**Directive:** Say how many lines hold the string "peppers", and nothing more.

[Source records]
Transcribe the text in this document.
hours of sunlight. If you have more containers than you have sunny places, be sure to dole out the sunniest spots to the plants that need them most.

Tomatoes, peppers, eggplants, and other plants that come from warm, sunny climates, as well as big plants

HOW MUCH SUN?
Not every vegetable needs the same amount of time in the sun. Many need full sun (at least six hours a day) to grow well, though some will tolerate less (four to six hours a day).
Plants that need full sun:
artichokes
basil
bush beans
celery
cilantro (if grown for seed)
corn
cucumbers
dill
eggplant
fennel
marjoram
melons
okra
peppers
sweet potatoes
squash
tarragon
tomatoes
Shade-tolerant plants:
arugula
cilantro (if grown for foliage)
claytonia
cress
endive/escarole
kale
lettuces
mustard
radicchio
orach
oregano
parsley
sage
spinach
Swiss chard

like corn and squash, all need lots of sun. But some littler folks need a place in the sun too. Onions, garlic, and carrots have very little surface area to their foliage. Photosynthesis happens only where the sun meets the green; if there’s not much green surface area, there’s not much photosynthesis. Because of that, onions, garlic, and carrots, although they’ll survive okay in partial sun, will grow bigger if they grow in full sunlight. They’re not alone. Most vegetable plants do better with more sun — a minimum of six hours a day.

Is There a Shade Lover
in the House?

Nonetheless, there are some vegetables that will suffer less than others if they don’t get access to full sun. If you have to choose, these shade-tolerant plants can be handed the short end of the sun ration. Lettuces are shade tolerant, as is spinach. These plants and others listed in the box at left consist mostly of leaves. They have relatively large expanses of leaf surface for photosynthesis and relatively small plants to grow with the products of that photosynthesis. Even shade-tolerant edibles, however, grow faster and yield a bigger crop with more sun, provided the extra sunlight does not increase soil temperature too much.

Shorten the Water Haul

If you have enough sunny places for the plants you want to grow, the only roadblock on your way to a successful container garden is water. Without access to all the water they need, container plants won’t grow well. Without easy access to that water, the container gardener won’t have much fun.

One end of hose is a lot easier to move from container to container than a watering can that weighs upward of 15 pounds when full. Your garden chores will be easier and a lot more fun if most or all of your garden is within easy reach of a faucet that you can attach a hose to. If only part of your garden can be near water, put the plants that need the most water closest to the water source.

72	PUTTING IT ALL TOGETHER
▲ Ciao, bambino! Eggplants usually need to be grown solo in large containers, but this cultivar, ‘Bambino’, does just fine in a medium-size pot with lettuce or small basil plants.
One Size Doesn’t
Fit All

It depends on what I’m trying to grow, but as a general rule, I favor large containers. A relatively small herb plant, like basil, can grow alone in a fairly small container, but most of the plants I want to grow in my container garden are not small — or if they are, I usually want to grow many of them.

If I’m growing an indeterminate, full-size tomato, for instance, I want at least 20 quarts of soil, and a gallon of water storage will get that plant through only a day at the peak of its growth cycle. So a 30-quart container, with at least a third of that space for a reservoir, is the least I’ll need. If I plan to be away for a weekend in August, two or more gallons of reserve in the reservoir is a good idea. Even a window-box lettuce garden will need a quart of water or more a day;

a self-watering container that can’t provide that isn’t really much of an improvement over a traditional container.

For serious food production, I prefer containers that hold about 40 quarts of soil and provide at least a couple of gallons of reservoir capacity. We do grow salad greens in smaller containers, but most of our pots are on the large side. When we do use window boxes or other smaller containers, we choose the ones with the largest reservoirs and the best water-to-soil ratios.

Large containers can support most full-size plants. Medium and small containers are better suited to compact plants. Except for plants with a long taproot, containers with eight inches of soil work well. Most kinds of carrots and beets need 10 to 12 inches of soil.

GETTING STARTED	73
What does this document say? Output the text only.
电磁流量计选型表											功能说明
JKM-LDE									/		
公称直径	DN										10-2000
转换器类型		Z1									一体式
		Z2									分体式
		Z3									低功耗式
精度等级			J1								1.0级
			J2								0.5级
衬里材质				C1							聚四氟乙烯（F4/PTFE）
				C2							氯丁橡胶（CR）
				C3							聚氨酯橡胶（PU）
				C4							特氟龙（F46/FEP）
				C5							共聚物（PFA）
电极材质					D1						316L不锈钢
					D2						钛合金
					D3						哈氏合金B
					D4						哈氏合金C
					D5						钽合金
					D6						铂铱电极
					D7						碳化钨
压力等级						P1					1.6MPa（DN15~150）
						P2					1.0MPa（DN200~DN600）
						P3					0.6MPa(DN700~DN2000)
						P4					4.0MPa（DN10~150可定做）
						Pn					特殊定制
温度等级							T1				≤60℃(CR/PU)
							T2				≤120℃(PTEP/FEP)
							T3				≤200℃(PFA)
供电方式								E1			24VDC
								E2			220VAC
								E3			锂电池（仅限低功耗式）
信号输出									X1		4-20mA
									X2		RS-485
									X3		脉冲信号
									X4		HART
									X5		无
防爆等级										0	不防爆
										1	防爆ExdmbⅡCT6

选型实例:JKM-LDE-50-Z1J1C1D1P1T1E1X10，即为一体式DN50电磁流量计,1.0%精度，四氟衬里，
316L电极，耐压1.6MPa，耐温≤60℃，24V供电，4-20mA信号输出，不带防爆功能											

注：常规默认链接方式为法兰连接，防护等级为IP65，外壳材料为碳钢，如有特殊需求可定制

**Written answer:** 2